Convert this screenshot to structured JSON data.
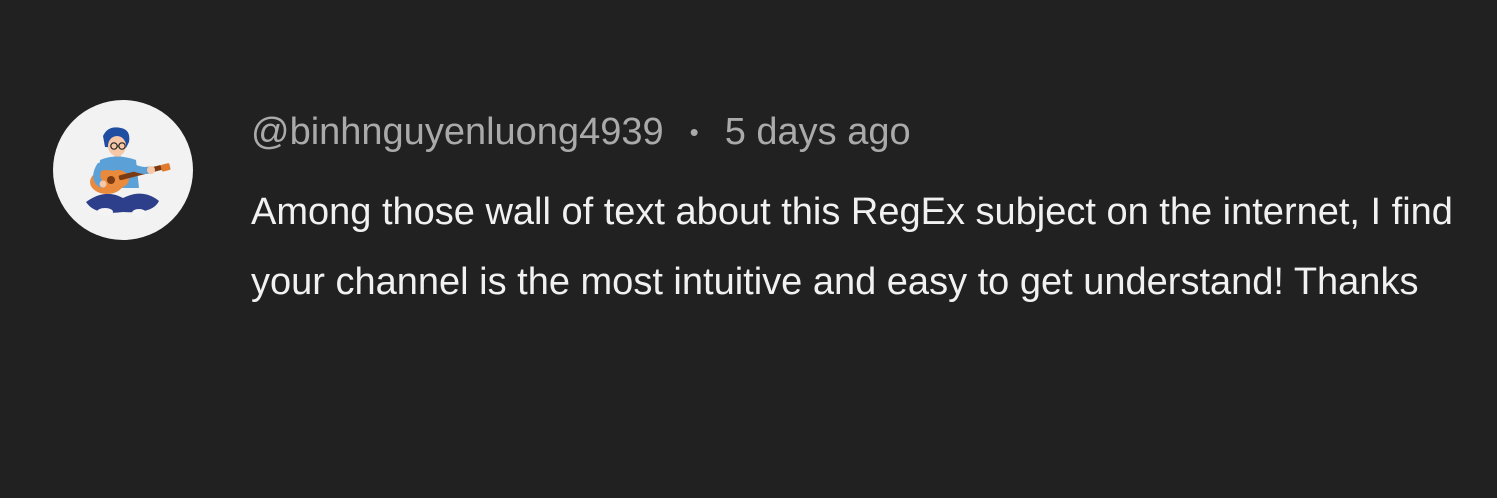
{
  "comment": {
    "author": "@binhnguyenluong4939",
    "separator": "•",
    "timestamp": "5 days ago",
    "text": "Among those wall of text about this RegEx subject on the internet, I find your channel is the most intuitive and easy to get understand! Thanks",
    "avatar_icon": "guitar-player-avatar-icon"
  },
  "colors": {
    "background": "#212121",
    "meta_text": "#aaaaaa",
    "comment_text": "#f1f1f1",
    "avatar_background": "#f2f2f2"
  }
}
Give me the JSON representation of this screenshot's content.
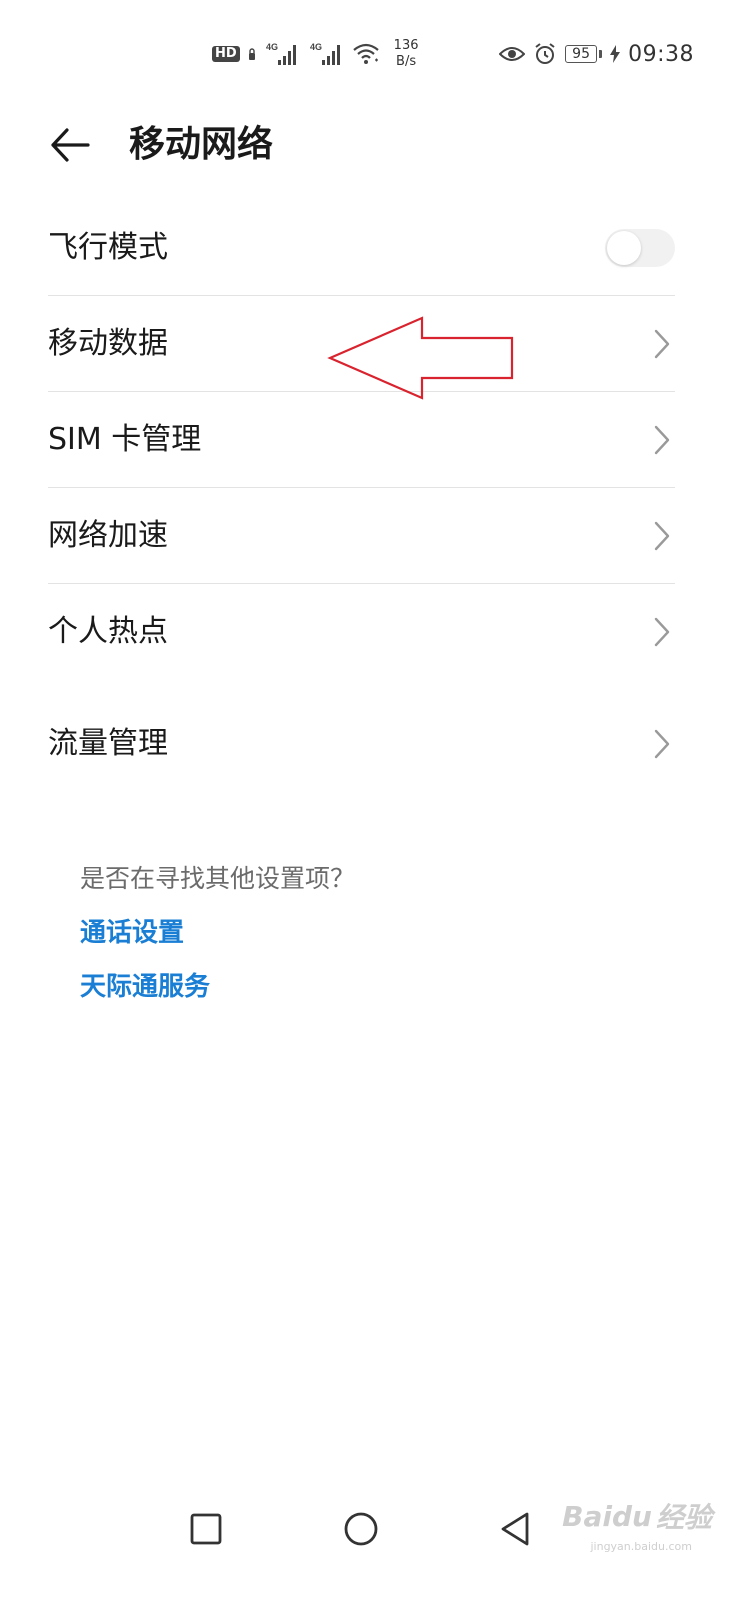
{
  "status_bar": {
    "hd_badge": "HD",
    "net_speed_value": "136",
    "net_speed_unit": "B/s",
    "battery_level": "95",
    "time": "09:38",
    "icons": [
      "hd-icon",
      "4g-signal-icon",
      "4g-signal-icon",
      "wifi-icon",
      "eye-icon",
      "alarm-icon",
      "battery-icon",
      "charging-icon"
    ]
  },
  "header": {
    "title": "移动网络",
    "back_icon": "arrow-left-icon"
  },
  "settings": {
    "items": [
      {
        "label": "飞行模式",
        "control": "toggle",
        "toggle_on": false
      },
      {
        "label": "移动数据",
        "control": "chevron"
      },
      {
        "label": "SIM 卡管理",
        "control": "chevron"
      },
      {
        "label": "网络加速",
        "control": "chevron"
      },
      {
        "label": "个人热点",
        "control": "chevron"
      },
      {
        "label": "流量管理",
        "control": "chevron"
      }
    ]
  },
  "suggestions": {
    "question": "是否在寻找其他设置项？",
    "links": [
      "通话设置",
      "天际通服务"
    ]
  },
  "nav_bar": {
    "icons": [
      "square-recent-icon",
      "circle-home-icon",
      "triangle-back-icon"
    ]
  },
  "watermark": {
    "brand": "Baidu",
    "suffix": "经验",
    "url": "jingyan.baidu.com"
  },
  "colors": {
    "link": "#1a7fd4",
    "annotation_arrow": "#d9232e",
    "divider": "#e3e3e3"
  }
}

---

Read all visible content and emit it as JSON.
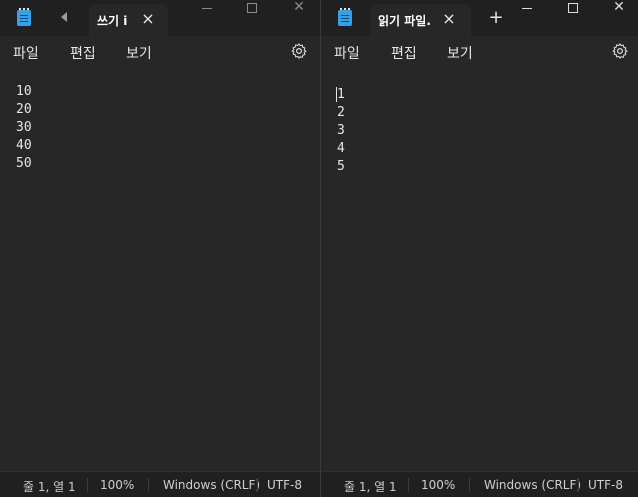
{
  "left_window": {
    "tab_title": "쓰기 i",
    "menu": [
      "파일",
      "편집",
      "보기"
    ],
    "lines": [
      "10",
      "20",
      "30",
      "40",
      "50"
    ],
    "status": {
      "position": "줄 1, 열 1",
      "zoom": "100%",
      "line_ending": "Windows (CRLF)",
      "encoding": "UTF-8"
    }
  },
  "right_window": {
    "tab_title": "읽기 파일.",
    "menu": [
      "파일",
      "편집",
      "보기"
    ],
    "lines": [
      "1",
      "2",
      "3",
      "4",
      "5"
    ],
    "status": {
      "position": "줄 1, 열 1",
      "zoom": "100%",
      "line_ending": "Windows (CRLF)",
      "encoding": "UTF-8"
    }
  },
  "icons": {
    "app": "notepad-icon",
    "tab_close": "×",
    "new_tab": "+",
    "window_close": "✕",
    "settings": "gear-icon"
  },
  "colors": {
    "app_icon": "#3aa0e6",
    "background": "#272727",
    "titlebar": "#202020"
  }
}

--

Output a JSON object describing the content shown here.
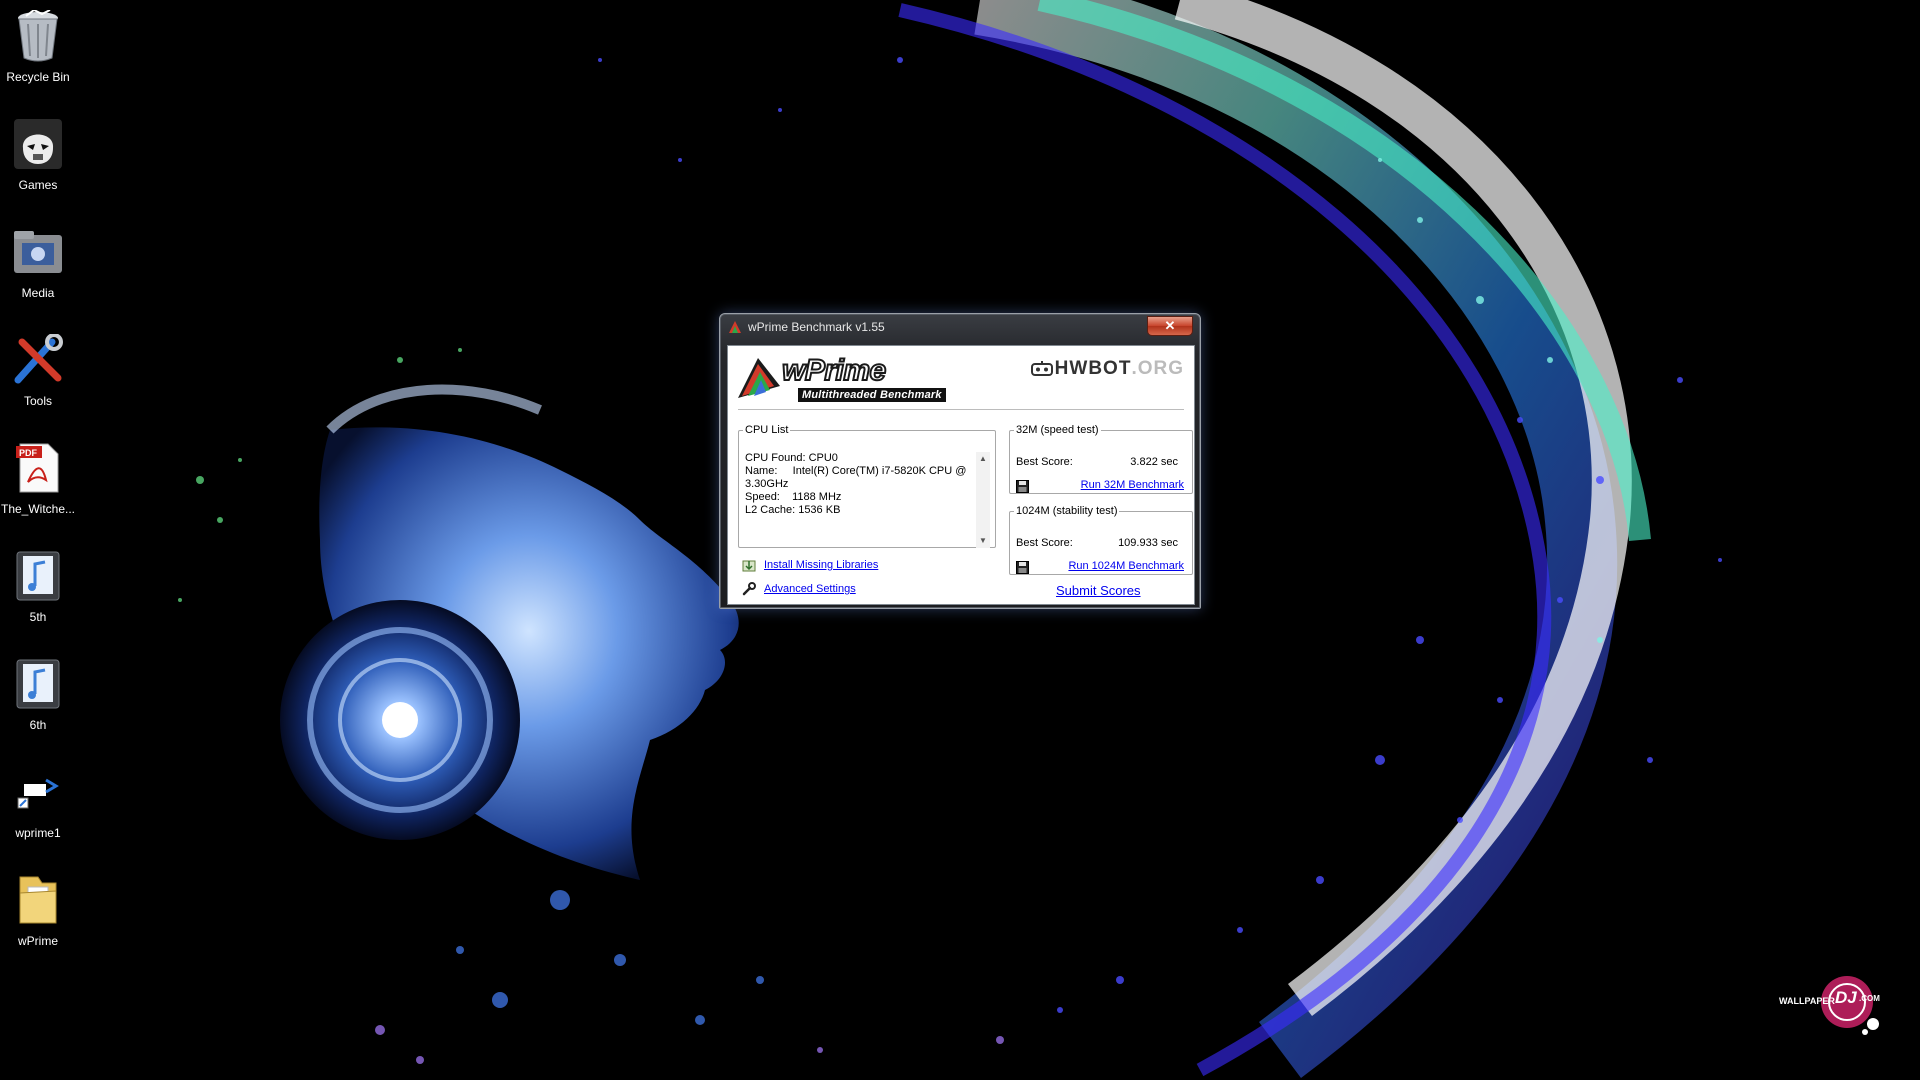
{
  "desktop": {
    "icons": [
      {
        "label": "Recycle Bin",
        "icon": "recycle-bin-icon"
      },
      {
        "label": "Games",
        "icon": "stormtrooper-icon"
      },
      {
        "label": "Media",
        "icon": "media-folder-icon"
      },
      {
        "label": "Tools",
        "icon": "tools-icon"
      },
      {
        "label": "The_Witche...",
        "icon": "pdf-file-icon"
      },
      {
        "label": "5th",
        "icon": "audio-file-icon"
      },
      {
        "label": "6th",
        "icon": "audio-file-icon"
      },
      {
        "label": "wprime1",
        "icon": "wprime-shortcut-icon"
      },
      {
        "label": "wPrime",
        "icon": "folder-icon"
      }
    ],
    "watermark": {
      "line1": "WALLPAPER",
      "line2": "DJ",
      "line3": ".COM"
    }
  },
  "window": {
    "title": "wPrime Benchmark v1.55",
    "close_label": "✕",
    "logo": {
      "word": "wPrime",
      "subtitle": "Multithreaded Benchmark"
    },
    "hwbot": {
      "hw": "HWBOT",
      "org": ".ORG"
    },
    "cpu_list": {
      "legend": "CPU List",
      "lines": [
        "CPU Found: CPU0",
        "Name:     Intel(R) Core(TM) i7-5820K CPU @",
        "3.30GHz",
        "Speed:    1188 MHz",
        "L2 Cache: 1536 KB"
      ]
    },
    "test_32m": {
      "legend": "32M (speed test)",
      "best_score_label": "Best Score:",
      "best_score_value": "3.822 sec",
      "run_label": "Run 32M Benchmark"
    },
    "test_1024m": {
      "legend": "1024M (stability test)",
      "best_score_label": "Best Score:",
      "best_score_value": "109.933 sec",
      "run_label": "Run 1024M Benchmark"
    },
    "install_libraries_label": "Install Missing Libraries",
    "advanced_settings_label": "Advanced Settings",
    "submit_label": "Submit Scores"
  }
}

== EXERCISE GOAL ==
Show every line that contains the word "content".

== FINAL ANSWER ==
Give me the JSON representation of this screenshot's content.
Read all visible content and emit it as JSON.
Output a JSON object describing the content shown here.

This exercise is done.